Document passage START
Earlier this month, the FDA approved the first proposed US field trial of genetically modified mosquitoes. The trial is planned to launch in Key Haven, Florida, 161 miles south of the Miami-Dade neighborhood where the nation’s first locally transmitted Zika cases have been detected—and five miles from the the heart of Florida’s 2009-2010 outbreak of dengue, a potentially deadly virus that can be spread by the same mosquito. Local opposition has stalled the release of the altered bugs, even as the Zika virus continues to spread in South Florida. Now residents in this island community will get to weigh in on the fate of the trial via a nonbinding local referendum this November. A majority of the mosquito control commissioners for the Keys, who have final say in the matter, have vowed to side with the locals. If a trial is approved, the mosquitoes could be let loose as early as December.

Whether it happens this time or not, the interest in fighting mosquitoes with high-tech methods is only growing. In science labs across the globe, researchers are studying parasitic microbes, various types of genetic modifications, and even new techniques that, in theory, could nearly eradicate local mosquito populations or make it impossible for the mosquitoes to transmit a given disease. In the meantime, here’s what you should know about the proposed release in South Florida.

How are these mosquitoes modified?
Scientists at Oxitec, a UK-based company that has spent years honing its techniques in the lab and in the field, have altered Aedes aegypti—the primary mosquito conduit for Zika, dengue, yellow fever, and chikungunya—with a gene that causes its progeny to die in the larval stage. The researchers sort the altered mosquitoes by sex and release only the males, which then go out and mate with wild females, dooming their offspring. The modified mosquitoes, which can only survive a few days outside the climate-controlled comforts of a laboratory, also carry a gene for a fluorescent protein that lets researchers distinguish modified mosquitoes from wild ones. Both of the inserted genes are non-toxic and non-allergenic.
Document passage END
Recorded information START
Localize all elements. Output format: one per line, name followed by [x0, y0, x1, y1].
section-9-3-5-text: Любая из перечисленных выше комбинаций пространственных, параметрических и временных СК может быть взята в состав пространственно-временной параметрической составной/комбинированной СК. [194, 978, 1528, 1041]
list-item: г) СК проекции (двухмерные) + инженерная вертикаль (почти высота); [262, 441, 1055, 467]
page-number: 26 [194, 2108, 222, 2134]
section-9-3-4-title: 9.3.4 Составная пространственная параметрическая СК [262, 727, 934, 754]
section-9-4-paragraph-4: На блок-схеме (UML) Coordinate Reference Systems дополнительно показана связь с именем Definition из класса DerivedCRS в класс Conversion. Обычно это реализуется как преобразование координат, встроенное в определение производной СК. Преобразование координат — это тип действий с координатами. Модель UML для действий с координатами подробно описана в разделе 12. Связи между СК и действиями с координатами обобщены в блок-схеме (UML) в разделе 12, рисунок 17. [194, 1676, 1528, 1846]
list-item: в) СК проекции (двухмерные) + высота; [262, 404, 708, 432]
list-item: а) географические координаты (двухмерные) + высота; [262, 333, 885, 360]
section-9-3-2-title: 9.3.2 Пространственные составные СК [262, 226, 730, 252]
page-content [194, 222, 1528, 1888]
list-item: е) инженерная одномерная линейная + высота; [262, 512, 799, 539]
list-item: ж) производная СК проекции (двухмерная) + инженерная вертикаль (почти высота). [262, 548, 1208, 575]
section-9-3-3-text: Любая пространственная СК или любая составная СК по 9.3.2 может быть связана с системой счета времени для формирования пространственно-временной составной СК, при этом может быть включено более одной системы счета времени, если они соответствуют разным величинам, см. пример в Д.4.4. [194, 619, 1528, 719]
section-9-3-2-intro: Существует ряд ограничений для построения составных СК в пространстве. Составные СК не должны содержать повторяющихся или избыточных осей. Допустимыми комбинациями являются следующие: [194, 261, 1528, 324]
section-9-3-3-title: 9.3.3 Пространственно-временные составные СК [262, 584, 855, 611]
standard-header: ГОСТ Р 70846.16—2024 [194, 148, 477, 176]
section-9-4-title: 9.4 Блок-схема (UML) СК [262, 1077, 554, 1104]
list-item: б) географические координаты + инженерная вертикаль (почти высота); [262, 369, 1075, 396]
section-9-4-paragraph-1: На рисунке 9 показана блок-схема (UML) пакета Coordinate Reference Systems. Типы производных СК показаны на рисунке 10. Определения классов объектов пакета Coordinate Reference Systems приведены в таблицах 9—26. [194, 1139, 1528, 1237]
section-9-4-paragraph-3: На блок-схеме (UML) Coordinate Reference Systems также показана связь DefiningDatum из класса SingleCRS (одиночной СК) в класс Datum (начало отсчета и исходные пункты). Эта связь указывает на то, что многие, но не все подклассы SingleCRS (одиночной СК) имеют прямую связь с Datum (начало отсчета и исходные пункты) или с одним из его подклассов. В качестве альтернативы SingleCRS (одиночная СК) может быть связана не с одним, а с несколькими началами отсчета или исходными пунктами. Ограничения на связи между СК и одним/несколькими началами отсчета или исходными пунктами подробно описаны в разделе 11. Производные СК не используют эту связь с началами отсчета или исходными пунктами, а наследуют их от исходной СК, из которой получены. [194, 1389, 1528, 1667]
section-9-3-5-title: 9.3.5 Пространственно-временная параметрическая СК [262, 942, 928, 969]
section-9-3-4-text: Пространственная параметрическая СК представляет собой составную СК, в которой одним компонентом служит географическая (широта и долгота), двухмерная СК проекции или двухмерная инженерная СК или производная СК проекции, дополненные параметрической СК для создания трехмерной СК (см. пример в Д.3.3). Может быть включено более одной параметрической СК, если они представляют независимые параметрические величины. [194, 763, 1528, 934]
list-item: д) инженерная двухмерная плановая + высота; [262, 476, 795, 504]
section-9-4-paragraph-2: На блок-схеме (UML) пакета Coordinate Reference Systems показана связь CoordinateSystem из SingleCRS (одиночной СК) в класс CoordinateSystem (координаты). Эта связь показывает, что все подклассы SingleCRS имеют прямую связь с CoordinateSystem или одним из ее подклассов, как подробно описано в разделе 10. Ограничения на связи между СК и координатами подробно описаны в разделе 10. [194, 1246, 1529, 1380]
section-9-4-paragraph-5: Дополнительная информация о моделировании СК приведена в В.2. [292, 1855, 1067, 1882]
Recorded information END
● Work to complete:
**a.** Why do the altered mosquitoes in the mosquito article carry a gene for a fluorescent protein? Answer in one to three sentences.
**b.** Please quote the stretch of the mosquito article from "Whether it happens" through "release in South Florida.".
These lines are separate from the mosquito article.

● Answers below:
**a.** The fluorescent protein gene lets researchers distinguish the modified mosquitoes from wild ones.

**b.**
Whether it happens this time or not, the interest in fighting mosquitoes with high-tech methods is only growing. In science labs across the globe, researchers are studying parasitic microbes, various types of genetic modifications, and even new techniques that, in theory, could nearly eradicate local mosquito populations or make it impossible for the mosquitoes to transmit a given disease. In the meantime, here’s what you should know about the proposed release in South Florida.